As for the familiarity of the music on this concert, Vogel said, "You can make discoveries in very well known music, too. For me, it is the exploration of the music itself that is rewarding. If you can approach Mendelssohn or Dvorak as if it is a brand new piece, then you can make wonderful discoveries for yourself as players and for the audience."
Evenchick is a graduate of the Victoria Conservatory in Canada. He received a bachelor's degree from the University of Cincinnati College Conservatory of Music, where he studied with cello legend Zara Nelsova, and earned a master's degree from Western Illinois University. As a chamber musician, he has been a semi-finalist in the Canadian Broadcasting Corporation Talent Festival. He has been a soloist with the Victoria Conservatory Orchestra, the Prince George Symphony and the Western Illinois University Orchestra.
Evenchick has performed with the Victoria Symphony, the Toronto Philharmonic, the National Ballet of Canada Orchestra, the Cedar Rapids Symphony and the Quad City Symphony. He has taught in the United States and Canada, at the Prince George Music School, the Royal Conservatory of Music in Toronto, the Peterborough Suzuki School and Western Illinois University's Suzuki Program. In 1994 he was invited as a guest clinician to teach in Korea for the Korean Talent Development Institute. Currently he is head of the Cello Department at the Preucil School of Music in Iowa City and is a certified cello teacher trainer for the Suzuki Association of the Americas.
Born in Japan, Nakamura moved with her family to Chatswood, Australia, where she received the majority of her musical and Suzuki training. She holds degrees from the Sydney Conservatorium of Music at the University of Sydney, the Queensland Conservatorium of Music and the Queensland University of Technology.
She is currently a doctoral candidate at the University of Iowa studying with Uriel Tsachor. In addition to her extensive teaching background, she has soloed with orchestras in both Japan and Australia and participated in piano competitions around the world. She most recently won the 11th North Queensland Concerto Competition and the National Chopin and Wieniawski Competition.
Vogel began studying the violin with her father at the age of four. She was admitted to the Folkwang-Hochschule in Essen, Germany, when she was 11, one of the youngest students ever admitted to the school, and played her solo debut at the Dusseldorf, Germany, Tonhalle (Concert hall) when she was 12. She continued studies with many of the leading violinists in Europe and America, including the famed violin teacher Dorothy DeLay at the University of Southern California. She received a degree with highest honors in violin solo and chamber music from the Folkwang-Hochschule in Essen and an Artist Diploma from the College-Conservatory of Music in Cincinnati.

**RECORD EXCERPTS**
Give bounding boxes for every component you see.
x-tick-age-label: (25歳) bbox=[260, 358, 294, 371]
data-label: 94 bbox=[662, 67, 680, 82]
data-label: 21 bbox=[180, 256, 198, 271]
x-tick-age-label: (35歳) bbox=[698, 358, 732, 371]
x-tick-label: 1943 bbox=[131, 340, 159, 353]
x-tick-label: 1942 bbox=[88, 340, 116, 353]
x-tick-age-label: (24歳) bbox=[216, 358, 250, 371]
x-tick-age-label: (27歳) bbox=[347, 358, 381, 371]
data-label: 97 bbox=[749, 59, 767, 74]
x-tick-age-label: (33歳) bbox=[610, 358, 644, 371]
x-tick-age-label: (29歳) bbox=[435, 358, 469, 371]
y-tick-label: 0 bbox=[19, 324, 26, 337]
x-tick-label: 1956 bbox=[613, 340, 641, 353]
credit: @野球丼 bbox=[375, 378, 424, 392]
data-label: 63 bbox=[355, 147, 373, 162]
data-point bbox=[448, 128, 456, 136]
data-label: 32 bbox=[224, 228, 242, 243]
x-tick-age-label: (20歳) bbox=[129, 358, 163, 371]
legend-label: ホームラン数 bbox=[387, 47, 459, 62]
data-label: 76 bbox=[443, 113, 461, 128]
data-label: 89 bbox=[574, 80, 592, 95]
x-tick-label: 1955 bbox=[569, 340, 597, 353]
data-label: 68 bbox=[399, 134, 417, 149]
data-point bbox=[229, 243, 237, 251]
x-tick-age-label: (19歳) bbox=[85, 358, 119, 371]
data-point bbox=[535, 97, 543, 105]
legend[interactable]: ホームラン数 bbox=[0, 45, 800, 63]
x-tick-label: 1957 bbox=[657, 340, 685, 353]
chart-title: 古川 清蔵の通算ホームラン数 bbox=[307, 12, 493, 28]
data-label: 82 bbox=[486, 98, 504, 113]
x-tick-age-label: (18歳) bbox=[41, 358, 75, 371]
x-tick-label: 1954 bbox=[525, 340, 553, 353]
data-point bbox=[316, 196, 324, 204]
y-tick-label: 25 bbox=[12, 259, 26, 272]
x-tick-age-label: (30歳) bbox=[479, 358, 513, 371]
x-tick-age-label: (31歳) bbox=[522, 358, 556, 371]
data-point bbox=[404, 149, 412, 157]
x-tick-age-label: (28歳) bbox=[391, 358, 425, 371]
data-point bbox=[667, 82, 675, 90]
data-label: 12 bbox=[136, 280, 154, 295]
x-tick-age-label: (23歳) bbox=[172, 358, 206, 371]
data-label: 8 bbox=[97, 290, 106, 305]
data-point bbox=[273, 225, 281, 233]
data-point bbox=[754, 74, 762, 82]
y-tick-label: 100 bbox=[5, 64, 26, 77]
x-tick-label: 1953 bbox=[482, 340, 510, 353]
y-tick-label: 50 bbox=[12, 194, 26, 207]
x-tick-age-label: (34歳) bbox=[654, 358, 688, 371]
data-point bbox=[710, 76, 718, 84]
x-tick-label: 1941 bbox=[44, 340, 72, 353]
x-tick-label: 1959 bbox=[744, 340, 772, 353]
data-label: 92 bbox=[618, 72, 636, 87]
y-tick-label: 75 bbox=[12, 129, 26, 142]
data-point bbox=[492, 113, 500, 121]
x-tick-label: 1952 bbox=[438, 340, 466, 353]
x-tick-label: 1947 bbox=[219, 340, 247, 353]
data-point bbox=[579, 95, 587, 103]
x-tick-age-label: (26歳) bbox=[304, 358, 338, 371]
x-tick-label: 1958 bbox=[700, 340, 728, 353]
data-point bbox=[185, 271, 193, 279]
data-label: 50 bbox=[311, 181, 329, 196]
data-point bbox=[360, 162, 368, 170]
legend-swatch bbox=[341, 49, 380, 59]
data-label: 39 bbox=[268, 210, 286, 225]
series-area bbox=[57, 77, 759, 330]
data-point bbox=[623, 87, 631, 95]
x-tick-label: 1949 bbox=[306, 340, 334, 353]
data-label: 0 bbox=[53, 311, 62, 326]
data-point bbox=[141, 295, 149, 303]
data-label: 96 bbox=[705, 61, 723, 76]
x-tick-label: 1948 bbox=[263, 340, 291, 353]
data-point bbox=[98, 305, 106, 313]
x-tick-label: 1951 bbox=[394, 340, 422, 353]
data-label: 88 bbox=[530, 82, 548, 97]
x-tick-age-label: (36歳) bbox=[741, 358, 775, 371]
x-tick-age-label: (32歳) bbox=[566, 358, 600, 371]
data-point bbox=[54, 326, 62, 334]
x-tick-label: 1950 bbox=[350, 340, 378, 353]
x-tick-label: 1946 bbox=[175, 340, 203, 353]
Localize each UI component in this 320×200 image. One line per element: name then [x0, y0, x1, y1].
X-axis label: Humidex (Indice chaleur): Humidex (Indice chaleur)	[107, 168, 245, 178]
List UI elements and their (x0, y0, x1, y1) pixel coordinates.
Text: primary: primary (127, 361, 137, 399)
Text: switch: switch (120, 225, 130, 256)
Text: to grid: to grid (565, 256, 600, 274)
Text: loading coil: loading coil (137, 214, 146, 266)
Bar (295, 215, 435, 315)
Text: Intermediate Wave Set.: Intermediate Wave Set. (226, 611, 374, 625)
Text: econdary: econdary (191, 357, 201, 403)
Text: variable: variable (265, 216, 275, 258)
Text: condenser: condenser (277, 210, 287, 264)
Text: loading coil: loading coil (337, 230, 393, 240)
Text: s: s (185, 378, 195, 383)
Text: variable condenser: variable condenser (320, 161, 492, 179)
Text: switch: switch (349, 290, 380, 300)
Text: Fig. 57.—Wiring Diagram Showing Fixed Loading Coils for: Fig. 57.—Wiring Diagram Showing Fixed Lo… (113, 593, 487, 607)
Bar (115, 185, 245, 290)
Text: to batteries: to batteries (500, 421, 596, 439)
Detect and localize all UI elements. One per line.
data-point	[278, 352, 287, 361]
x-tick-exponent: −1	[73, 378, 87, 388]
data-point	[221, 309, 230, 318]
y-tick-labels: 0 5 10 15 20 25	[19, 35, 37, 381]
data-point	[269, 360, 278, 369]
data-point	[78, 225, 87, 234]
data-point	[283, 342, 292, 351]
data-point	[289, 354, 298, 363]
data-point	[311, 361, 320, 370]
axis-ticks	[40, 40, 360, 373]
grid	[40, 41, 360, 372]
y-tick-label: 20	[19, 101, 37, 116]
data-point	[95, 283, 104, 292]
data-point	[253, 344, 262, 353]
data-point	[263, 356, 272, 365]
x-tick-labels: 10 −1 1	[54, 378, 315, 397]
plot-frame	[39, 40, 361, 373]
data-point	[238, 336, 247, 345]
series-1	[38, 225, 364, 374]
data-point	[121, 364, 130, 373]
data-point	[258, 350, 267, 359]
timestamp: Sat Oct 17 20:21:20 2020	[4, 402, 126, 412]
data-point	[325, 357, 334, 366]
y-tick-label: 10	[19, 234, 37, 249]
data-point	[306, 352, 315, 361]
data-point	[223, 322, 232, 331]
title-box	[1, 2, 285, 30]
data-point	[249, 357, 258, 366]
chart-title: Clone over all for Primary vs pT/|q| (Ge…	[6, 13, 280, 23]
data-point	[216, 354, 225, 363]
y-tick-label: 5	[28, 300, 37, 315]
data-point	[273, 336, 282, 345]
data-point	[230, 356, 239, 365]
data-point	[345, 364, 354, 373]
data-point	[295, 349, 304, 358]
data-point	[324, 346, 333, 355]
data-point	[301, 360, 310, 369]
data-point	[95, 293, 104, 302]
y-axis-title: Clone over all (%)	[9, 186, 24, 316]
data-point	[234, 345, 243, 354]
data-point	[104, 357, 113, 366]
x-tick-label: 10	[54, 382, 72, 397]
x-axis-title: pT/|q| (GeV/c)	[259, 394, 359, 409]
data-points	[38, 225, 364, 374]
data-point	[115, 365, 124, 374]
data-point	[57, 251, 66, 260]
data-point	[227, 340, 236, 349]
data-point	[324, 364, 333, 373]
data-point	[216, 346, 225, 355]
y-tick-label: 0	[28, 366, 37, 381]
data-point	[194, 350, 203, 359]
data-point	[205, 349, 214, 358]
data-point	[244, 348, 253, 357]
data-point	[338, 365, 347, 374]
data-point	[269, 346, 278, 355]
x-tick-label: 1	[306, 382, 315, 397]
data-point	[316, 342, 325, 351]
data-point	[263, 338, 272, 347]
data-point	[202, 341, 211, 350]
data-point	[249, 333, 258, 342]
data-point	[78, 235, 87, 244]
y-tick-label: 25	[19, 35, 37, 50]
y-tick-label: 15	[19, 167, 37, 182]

**PROBLEMS TO WORK ON**
1. Repeat the passage on the performers word for word, starting at the words "She is currently" and stopping after the words "and Wieniawski Competition.".
2. Answer these questions from the passage on the performers.
(a) For which institute was Evenchick invited to teach in Korea in 1994?
(b) In what country was Nakamura born?
(c) At what age did Vogel begin studying the violin?
Answer using only the passage on the performers, not the lines.

**EXERCISE SOLUTIONS**
1.
She is currently a doctoral candidate at the University of Iowa studying with Uriel Tsachor. In addition to her extensive teaching background, she has soloed with orchestras in both Japan and Australia and participated in piano competitions around the world. She most recently won the 11th North Queensland Concerto Competition and the National Chopin and Wieniawski Competition.

2.
(a) The Korean Talent Development Institute
(b) Japan
(c) Four